START EXTRACTED DATA
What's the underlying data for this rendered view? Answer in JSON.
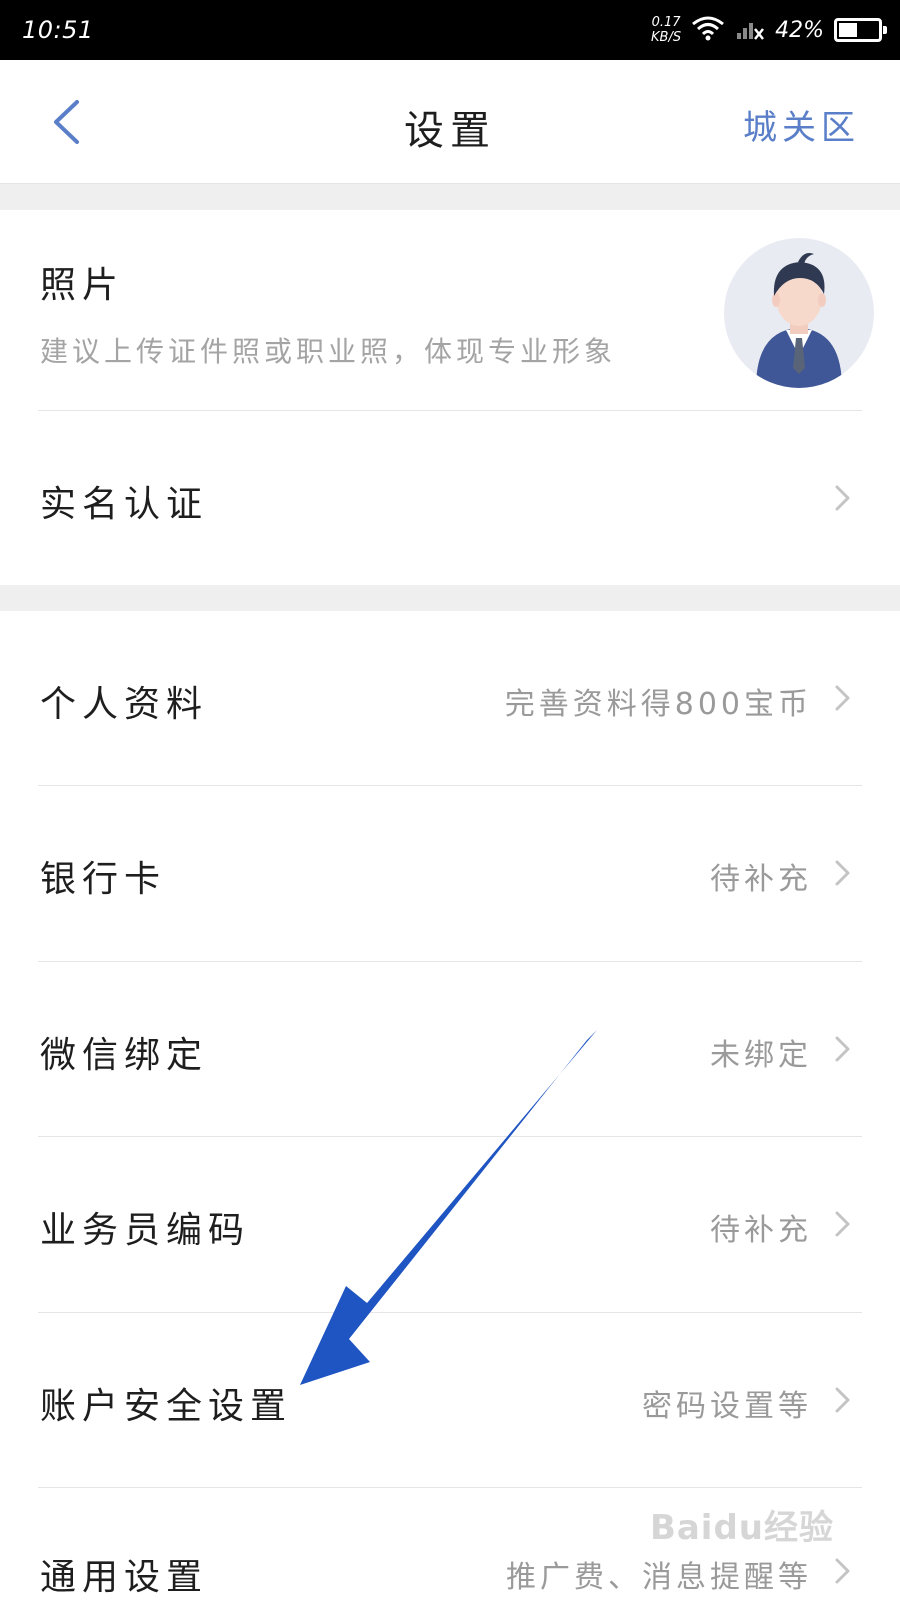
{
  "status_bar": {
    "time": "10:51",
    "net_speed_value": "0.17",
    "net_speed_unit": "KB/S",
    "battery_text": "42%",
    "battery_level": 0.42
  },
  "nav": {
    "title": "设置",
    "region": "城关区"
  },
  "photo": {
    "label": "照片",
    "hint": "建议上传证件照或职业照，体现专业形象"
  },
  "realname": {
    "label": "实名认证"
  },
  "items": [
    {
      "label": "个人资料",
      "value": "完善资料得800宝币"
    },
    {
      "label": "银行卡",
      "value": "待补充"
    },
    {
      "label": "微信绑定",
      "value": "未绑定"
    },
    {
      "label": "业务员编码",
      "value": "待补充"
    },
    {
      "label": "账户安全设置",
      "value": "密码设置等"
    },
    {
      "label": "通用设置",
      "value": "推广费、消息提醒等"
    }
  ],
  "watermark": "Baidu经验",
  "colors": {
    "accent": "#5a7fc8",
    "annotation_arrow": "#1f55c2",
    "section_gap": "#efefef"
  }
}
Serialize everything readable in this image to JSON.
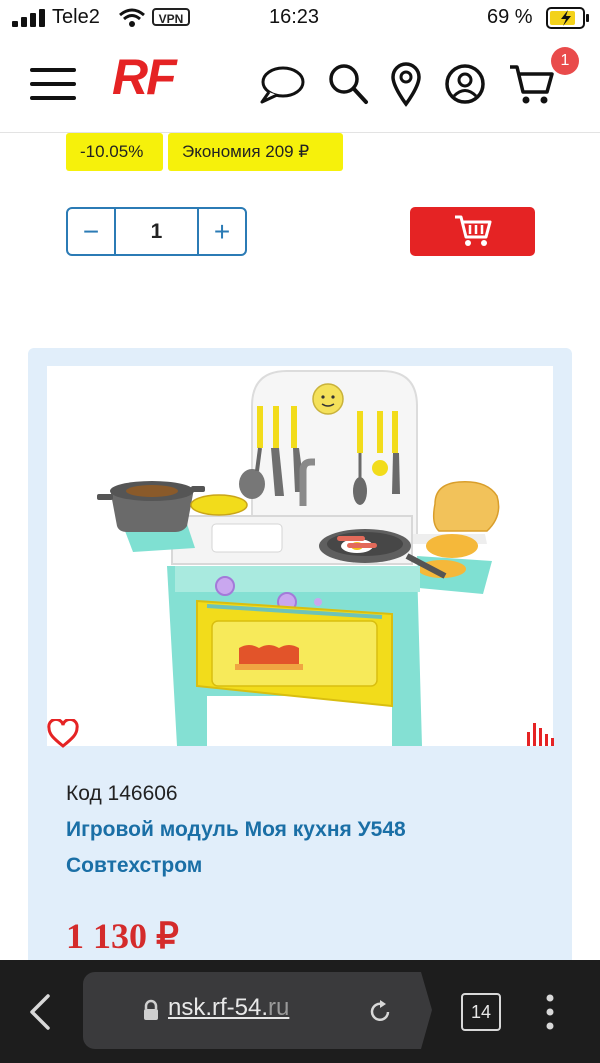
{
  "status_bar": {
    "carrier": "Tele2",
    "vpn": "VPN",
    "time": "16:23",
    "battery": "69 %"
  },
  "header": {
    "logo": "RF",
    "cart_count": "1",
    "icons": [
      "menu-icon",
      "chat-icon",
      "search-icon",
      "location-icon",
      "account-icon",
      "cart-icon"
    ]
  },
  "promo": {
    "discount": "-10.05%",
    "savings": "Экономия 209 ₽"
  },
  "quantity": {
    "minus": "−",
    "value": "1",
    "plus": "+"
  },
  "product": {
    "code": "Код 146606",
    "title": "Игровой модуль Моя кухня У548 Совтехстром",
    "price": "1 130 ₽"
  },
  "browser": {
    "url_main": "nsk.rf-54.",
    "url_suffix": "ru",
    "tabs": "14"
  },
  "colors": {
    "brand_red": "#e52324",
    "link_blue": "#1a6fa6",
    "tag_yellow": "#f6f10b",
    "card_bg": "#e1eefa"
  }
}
END EXTRACTED DATA
START EXTRACTED DATA
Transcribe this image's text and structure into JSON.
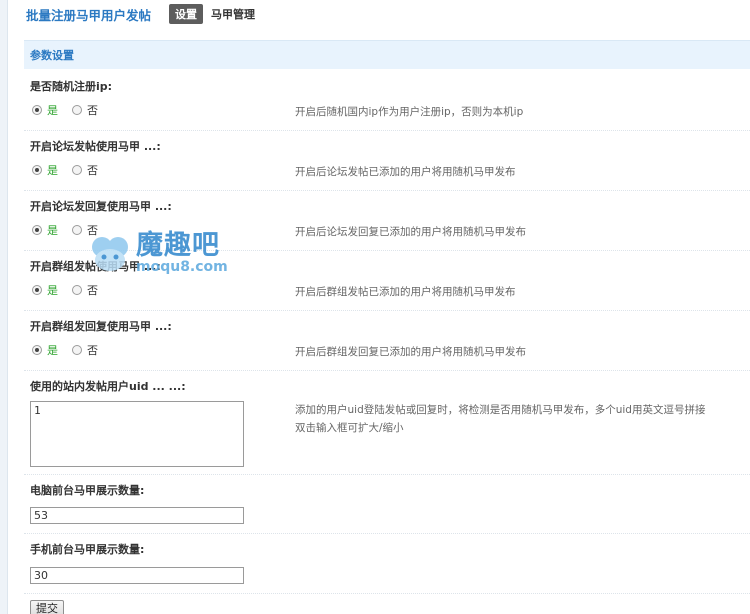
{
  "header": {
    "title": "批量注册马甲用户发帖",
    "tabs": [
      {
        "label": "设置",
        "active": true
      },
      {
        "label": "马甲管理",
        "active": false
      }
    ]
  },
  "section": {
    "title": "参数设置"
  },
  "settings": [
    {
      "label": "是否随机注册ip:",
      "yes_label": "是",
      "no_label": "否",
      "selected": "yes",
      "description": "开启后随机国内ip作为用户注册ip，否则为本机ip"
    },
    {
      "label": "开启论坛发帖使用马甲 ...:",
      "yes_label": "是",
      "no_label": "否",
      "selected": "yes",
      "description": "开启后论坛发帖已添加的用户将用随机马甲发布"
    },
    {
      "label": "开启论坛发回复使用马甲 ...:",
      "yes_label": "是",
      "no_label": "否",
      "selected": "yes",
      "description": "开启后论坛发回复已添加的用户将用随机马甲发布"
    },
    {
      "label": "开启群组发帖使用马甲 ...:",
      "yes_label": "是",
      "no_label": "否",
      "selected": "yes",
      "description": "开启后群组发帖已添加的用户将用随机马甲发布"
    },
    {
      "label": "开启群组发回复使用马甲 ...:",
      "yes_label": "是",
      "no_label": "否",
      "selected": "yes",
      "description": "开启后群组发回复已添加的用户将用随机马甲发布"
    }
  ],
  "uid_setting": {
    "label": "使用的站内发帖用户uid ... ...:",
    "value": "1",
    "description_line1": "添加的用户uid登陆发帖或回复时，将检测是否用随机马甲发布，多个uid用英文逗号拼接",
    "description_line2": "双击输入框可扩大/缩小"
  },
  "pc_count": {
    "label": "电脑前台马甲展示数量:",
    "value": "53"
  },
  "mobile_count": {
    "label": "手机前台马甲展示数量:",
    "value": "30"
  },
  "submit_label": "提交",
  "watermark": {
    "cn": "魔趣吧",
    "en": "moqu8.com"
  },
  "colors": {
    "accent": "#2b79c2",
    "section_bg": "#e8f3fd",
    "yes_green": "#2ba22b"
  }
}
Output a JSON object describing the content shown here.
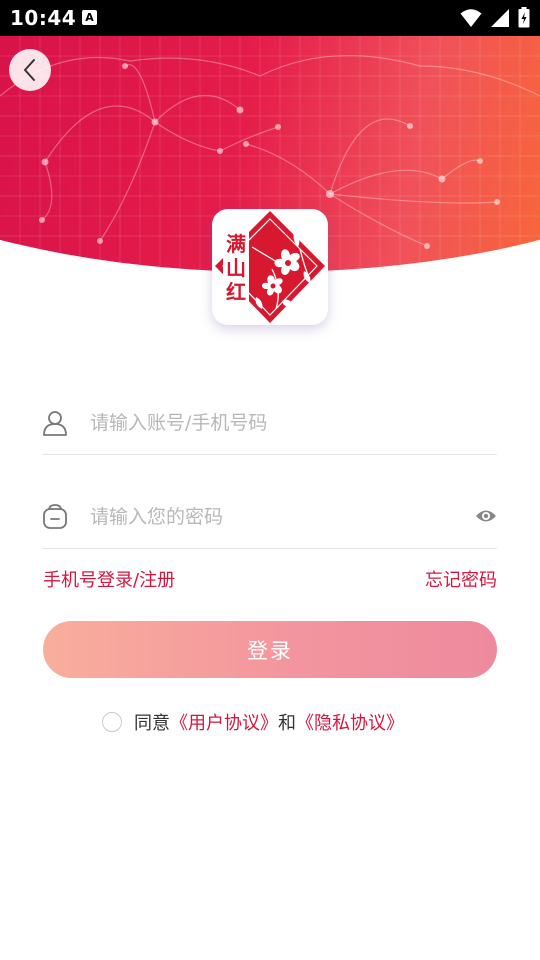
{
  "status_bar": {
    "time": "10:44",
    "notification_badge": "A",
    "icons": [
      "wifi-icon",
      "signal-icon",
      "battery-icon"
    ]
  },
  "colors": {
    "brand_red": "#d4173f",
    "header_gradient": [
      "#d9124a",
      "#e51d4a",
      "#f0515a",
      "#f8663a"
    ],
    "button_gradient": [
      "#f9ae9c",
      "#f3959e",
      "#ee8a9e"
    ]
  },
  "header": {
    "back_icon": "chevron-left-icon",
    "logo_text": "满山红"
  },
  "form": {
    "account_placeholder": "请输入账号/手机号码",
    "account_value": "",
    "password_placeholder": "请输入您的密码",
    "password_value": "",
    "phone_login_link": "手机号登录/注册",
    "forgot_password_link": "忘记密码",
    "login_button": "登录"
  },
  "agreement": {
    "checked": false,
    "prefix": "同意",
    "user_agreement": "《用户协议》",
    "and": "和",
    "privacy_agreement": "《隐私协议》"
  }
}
END EXTRACTED DATA
EXERCISE GOAL: From the records above, pull out each line that has "this".

RESULT OF THE TASK:
What's the underlying data for this rendered view? Answer in JSON.
Serialize everything readable in this image to JSON.
Transcribe this image's text and structure into JSON.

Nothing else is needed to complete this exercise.